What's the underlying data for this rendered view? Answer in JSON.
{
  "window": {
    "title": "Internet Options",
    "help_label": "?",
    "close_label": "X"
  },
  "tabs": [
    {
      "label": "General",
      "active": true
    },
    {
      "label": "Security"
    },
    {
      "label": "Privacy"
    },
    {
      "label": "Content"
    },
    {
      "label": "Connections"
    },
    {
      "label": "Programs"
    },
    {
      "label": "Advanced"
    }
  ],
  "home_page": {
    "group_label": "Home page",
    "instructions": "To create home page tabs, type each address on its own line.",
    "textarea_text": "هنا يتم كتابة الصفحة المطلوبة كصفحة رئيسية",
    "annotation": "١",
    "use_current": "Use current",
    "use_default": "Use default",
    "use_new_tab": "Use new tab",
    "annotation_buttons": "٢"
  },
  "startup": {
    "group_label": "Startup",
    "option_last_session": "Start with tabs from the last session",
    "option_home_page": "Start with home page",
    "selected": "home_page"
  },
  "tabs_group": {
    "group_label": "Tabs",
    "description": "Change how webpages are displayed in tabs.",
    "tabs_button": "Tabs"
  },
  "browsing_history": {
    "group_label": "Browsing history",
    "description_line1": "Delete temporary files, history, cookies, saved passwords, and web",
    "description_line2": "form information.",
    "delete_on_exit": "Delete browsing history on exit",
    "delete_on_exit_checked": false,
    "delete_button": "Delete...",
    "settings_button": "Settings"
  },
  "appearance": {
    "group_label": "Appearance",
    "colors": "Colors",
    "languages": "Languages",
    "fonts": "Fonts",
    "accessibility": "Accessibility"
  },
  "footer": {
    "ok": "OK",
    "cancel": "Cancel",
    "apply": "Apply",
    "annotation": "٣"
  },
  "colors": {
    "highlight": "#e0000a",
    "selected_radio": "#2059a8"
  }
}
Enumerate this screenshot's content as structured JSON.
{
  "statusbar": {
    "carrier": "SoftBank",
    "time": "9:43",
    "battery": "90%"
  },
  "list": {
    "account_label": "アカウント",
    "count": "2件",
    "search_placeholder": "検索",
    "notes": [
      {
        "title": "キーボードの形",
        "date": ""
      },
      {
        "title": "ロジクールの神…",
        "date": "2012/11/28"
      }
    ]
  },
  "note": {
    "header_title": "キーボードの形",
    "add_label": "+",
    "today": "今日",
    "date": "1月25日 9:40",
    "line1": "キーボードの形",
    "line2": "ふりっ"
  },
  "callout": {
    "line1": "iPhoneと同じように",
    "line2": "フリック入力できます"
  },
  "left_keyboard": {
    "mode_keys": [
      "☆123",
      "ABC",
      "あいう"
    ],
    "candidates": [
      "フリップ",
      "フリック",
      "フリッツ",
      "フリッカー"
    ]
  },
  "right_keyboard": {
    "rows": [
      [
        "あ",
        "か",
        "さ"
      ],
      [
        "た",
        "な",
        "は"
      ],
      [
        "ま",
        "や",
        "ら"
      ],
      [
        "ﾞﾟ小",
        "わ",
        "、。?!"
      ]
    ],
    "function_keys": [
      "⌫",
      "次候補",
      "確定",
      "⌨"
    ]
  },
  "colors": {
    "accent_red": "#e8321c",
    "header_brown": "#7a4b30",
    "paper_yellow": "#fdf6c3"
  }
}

........

▶ EXERCISE DETAILS
Using the material above, print every entry exactly as written.

▶ COMPLETE ANSWER
What's the underlying data for this rendered view? Answer in JSON.
{
  "window": {
    "title": "Internet Options",
    "help_label": "?",
    "close_label": "X"
  },
  "tabs": [
    {
      "label": "General",
      "active": true
    },
    {
      "label": "Security"
    },
    {
      "label": "Privacy"
    },
    {
      "label": "Content"
    },
    {
      "label": "Connections"
    },
    {
      "label": "Programs"
    },
    {
      "label": "Advanced"
    }
  ],
  "home_page": {
    "group_label": "Home page",
    "instructions": "To create home page tabs, type each address on its own line.",
    "textarea_text": "هنا يتم كتابة الصفحة المطلوبة كصفحة رئيسية",
    "annotation": "١",
    "use_current": "Use current",
    "use_default": "Use default",
    "use_new_tab": "Use new tab",
    "annotation_buttons": "٢"
  },
  "startup": {
    "group_label": "Startup",
    "option_last_session": "Start with tabs from the last session",
    "option_home_page": "Start with home page",
    "selected": "home_page"
  },
  "tabs_group": {
    "group_label": "Tabs",
    "description": "Change how webpages are displayed in tabs.",
    "tabs_button": "Tabs"
  },
  "browsing_history": {
    "group_label": "Browsing history",
    "description_line1": "Delete temporary files, history, cookies, saved passwords, and web",
    "description_line2": "form information.",
    "delete_on_exit": "Delete browsing history on exit",
    "delete_on_exit_checked": false,
    "delete_button": "Delete...",
    "settings_button": "Settings"
  },
  "appearance": {
    "group_label": "Appearance",
    "colors": "Colors",
    "languages": "Languages",
    "fonts": "Fonts",
    "accessibility": "Accessibility"
  },
  "footer": {
    "ok": "OK",
    "cancel": "Cancel",
    "apply": "Apply",
    "annotation": "٣"
  },
  "colors": {
    "highlight": "#e0000a",
    "selected_radio": "#2059a8"
  }
}
Enumerate this screenshot's content as structured JSON.
{
  "statusbar": {
    "carrier": "SoftBank",
    "time": "9:43",
    "battery": "90%"
  },
  "list": {
    "account_label": "アカウント",
    "count": "2件",
    "search_placeholder": "検索",
    "notes": [
      {
        "title": "キーボードの形",
        "date": ""
      },
      {
        "title": "ロジクールの神…",
        "date": "2012/11/28"
      }
    ]
  },
  "note": {
    "header_title": "キーボードの形",
    "add_label": "+",
    "today": "今日",
    "date": "1月25日 9:40",
    "line1": "キーボードの形",
    "line2": "ふりっ"
  },
  "callout": {
    "line1": "iPhoneと同じように",
    "line2": "フリック入力できます"
  },
  "left_keyboard": {
    "mode_keys": [
      "☆123",
      "ABC",
      "あいう"
    ],
    "candidates": [
      "フリップ",
      "フリック",
      "フリッツ",
      "フリッカー"
    ]
  },
  "right_keyboard": {
    "rows": [
      [
        "あ",
        "か",
        "さ"
      ],
      [
        "た",
        "な",
        "は"
      ],
      [
        "ま",
        "や",
        "ら"
      ],
      [
        "ﾞﾟ小",
        "わ",
        "、。?!"
      ]
    ],
    "function_keys": [
      "⌫",
      "次候補",
      "確定",
      "⌨"
    ]
  },
  "colors": {
    "accent_red": "#e8321c",
    "header_brown": "#7a4b30",
    "paper_yellow": "#fdf6c3"
  }
}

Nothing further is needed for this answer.